» **The problem**: Reproduce the listing below without changes, except that pictures are left out.

Stored data

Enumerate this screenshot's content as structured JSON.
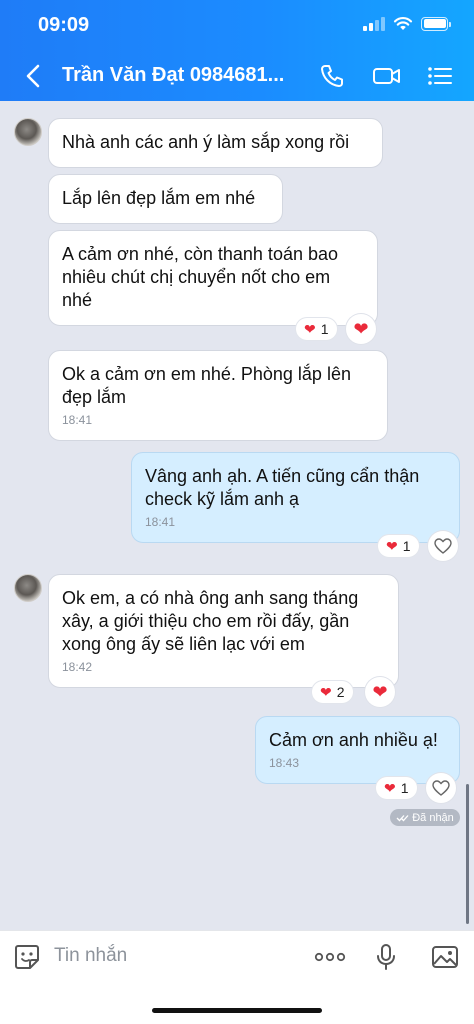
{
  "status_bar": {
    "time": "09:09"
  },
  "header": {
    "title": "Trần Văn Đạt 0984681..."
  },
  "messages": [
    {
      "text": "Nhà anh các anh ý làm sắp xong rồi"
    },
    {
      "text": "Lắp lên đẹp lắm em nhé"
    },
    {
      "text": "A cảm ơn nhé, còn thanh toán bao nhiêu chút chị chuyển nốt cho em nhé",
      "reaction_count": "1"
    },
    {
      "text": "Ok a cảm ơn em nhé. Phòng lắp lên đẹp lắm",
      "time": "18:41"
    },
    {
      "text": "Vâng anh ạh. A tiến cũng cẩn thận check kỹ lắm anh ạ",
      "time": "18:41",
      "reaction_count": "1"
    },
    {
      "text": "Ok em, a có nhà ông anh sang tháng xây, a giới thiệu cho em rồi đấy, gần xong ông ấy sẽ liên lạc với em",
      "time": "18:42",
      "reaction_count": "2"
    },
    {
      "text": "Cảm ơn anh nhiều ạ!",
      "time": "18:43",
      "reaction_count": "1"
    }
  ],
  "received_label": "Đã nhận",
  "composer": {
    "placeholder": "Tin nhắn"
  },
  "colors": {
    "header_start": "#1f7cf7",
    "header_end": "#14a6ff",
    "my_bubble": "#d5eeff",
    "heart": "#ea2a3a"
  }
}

» **Response to this task**:
Enumerate this screenshot's content as structured JSON.
{
  "status_bar": {
    "time": "09:09"
  },
  "header": {
    "title": "Trần Văn Đạt 0984681..."
  },
  "messages": [
    {
      "text": "Nhà anh các anh ý làm sắp xong rồi"
    },
    {
      "text": "Lắp lên đẹp lắm em nhé"
    },
    {
      "text": "A cảm ơn nhé, còn thanh toán bao nhiêu chút chị chuyển nốt cho em nhé",
      "reaction_count": "1"
    },
    {
      "text": "Ok a cảm ơn em nhé. Phòng lắp lên đẹp lắm",
      "time": "18:41"
    },
    {
      "text": "Vâng anh ạh. A tiến cũng cẩn thận check kỹ lắm anh ạ",
      "time": "18:41",
      "reaction_count": "1"
    },
    {
      "text": "Ok em, a có nhà ông anh sang tháng xây, a giới thiệu cho em rồi đấy, gần xong ông ấy sẽ liên lạc với em",
      "time": "18:42",
      "reaction_count": "2"
    },
    {
      "text": "Cảm ơn anh nhiều ạ!",
      "time": "18:43",
      "reaction_count": "1"
    }
  ],
  "received_label": "Đã nhận",
  "composer": {
    "placeholder": "Tin nhắn"
  },
  "colors": {
    "header_start": "#1f7cf7",
    "header_end": "#14a6ff",
    "my_bubble": "#d5eeff",
    "heart": "#ea2a3a"
  }
}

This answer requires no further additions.